# Task brief:
Write out each line from the data below that includes the word "financial".
Begin Excerpted data
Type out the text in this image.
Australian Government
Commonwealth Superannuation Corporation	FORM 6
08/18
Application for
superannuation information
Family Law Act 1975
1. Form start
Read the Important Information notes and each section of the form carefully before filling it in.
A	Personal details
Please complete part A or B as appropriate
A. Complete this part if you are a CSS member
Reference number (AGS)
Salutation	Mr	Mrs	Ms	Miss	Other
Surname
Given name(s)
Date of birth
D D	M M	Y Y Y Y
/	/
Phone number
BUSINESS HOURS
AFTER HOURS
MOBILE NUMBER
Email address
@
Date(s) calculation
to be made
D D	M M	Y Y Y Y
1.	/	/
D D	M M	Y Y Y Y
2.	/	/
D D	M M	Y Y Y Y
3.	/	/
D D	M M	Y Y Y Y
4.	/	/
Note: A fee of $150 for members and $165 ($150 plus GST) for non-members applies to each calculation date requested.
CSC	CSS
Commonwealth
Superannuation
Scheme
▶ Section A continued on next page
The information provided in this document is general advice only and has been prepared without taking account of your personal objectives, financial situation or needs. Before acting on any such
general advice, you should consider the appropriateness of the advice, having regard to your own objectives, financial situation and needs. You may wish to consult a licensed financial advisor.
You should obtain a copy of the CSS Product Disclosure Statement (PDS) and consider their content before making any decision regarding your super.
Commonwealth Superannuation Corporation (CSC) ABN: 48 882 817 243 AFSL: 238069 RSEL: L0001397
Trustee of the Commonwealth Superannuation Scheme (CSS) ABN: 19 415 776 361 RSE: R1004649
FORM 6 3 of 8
End Excerpted data
# Expected output:
The information provided in this document is general advice only and has been prepared without taking account of your personal objectives, financial situation or needs. Before acting on any such
general advice, you should consider the appropriateness of the advice, having regard to your own objectives, financial situation and needs. You may wish to consult a licensed financial advisor.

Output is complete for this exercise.